The records
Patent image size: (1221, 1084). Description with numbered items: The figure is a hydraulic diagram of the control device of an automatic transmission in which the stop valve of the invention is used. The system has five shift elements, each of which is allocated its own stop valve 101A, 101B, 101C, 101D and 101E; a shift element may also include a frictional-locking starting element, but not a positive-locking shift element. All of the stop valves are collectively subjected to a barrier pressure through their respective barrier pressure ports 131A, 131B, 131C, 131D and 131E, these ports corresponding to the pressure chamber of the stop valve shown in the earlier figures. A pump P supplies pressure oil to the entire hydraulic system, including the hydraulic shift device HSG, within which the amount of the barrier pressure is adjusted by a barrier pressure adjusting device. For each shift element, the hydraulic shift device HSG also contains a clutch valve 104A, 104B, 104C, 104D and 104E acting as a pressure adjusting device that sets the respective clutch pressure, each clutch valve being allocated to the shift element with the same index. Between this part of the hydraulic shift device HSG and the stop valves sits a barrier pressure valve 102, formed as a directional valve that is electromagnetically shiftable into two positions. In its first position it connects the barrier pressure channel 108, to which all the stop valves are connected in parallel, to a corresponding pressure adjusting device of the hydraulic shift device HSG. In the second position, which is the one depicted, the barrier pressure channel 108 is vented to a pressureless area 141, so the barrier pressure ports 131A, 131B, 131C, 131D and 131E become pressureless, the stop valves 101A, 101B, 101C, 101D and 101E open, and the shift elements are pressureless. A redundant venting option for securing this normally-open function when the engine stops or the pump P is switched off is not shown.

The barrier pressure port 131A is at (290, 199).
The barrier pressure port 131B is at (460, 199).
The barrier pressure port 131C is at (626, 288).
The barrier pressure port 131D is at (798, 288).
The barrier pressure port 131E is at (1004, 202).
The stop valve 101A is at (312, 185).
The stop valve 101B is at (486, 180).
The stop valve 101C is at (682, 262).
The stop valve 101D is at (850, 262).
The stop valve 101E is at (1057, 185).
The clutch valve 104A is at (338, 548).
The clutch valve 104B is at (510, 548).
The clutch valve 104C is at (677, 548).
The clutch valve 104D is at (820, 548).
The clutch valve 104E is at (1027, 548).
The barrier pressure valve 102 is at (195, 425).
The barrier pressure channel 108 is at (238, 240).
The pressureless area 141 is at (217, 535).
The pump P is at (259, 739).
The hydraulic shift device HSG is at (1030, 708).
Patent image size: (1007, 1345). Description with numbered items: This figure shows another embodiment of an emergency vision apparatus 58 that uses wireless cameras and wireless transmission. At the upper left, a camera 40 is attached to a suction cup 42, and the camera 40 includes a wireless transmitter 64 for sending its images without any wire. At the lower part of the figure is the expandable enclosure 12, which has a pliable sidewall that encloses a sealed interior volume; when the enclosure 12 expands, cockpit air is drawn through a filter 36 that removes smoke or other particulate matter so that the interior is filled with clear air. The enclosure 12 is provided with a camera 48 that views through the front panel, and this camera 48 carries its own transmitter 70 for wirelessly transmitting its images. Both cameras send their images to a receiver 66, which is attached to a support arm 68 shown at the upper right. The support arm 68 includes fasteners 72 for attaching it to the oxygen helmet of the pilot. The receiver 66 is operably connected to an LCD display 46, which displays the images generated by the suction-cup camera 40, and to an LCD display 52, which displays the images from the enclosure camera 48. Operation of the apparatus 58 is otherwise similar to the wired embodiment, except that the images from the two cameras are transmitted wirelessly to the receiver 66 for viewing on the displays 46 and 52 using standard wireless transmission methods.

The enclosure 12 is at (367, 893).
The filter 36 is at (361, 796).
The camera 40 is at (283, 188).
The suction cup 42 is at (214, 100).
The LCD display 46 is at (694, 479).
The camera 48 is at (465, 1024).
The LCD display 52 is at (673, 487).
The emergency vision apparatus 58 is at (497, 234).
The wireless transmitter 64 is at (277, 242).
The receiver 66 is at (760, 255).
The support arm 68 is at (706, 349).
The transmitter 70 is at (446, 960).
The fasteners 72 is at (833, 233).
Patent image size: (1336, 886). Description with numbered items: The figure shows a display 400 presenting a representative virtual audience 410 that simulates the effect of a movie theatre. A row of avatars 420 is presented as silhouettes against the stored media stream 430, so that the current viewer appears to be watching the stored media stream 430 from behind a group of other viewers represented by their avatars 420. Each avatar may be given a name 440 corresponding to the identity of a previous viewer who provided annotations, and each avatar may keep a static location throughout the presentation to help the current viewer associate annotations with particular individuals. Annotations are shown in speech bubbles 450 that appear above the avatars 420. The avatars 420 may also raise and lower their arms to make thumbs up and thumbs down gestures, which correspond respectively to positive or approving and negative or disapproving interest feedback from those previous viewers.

What you should do
Please print every row above, from the first to the last, without changing a single character.

Result of this task
Patent image size: (1221, 1084). Description with numbered items: The figure is a hydraulic diagram of the control device of an automatic transmission in which the stop valve of the invention is used. The system has five shift elements, each of which is allocated its own stop valve 101A, 101B, 101C, 101D and 101E; a shift element may also include a frictional-locking starting element, but not a positive-locking shift element. All of the stop valves are collectively subjected to a barrier pressure through their respective barrier pressure ports 131A, 131B, 131C, 131D and 131E, these ports corresponding to the pressure chamber of the stop valve shown in the earlier figures. A pump P supplies pressure oil to the entire hydraulic system, including the hydraulic shift device HSG, within which the amount of the barrier pressure is adjusted by a barrier pressure adjusting device. For each shift element, the hydraulic shift device HSG also contains a clutch valve 104A, 104B, 104C, 104D and 104E acting as a pressure adjusting device that sets the respective clutch pressure, each clutch valve being allocated to the shift element with the same index. Between this part of the hydraulic shift device HSG and the stop valves sits a barrier pressure valve 102, formed as a directional valve that is electromagnetically shiftable into two positions. In its first position it connects the barrier pressure channel 108, to which all the stop valves are connected in parallel, to a corresponding pressure adjusting device of the hydraulic shift device HSG. In the second position, which is the one depicted, the barrier pressure channel 108 is vented to a pressureless area 141, so the barrier pressure ports 131A, 131B, 131C, 131D and 131E become pressureless, the stop valves 101A, 101B, 101C, 101D and 101E open, and the shift elements are pressureless. A redundant venting option for securing this normally-open function when the engine stops or the pump P is switched off is not shown.

The barrier pressure port 131A is at (290, 199).
The barrier pressure port 131B is at (460, 199).
The barrier pressure port 131C is at (626, 288).
The barrier pressure port 131D is at (798, 288).
The barrier pressure port 131E is at (1004, 202).
The stop valve 101A is at (312, 185).
The stop valve 101B is at (486, 180).
The stop valve 101C is at (682, 262).
The stop valve 101D is at (850, 262).
The stop valve 101E is at (1057, 185).
The clutch valve 104A is at (338, 548).
The clutch valve 104B is at (510, 548).
The clutch valve 104C is at (677, 548).
The clutch valve 104D is at (820, 548).
The clutch valve 104E is at (1027, 548).
The barrier pressure valve 102 is at (195, 425).
The barrier pressure channel 108 is at (238, 240).
The pressureless area 141 is at (217, 535).
The pump P is at (259, 739).
The hydraulic shift device HSG is at (1030, 708).
Patent image size: (1007, 1345). Description with numbered items: This figure shows another embodiment of an emergency vision apparatus 58 that uses wireless cameras and wireless transmission. At the upper left, a camera 40 is attached to a suction cup 42, and the camera 40 includes a wireless transmitter 64 for sending its images without any wire. At the lower part of the figure is the expandable enclosure 12, which has a pliable sidewall that encloses a sealed interior volume; when the enclosure 12 expands, cockpit air is drawn through a filter 36 that removes smoke or other particulate matter so that the interior is filled with clear air. The enclosure 12 is provided with a camera 48 that views through the front panel, and this camera 48 carries its own transmitter 70 for wirelessly transmitting its images. Both cameras send their images to a receiver 66, which is attached to a support arm 68 shown at the upper right. The support arm 68 includes fasteners 72 for attaching it to the oxygen helmet of the pilot. The receiver 66 is operably connected to an LCD display 46, which displays the images generated by the suction-cup camera 40, and to an LCD display 52, which displays the images from the enclosure camera 48. Operation of the apparatus 58 is otherwise similar to the wired embodiment, except that the images from the two cameras are transmitted wirelessly to the receiver 66 for viewing on the displays 46 and 52 using standard wireless transmission methods.

The enclosure 12 is at (367, 893).
The filter 36 is at (361, 796).
The camera 40 is at (283, 188).
The suction cup 42 is at (214, 100).
The LCD display 46 is at (694, 479).
The camera 48 is at (465, 1024).
The LCD display 52 is at (673, 487).
The emergency vision apparatus 58 is at (497, 234).
The wireless transmitter 64 is at (277, 242).
The receiver 66 is at (760, 255).
The support arm 68 is at (706, 349).
The transmitter 70 is at (446, 960).
The fasteners 72 is at (833, 233).
Patent image size: (1336, 886). Description with numbered items: The figure shows a display 400 presenting a representative virtual audience 410 that simulates the effect of a movie theatre. A row of avatars 420 is presented as silhouettes against the stored media stream 430, so that the current viewer appears to be watching the stored media stream 430 from behind a group of other viewers represented by their avatars 420. Each avatar may be given a name 440 corresponding to the identity of a previous viewer who provided annotations, and each avatar may keep a static location throughout the presentation to help the current viewer associate annotations with particular individuals. Annotations are shown in speech bubbles 450 that appear above the avatars 420. The avatars 420 may also raise and lower their arms to make thumbs up and thumbs down gestures, which correspond respectively to positive or approving and negative or disapproving interest feedback from those previous viewers.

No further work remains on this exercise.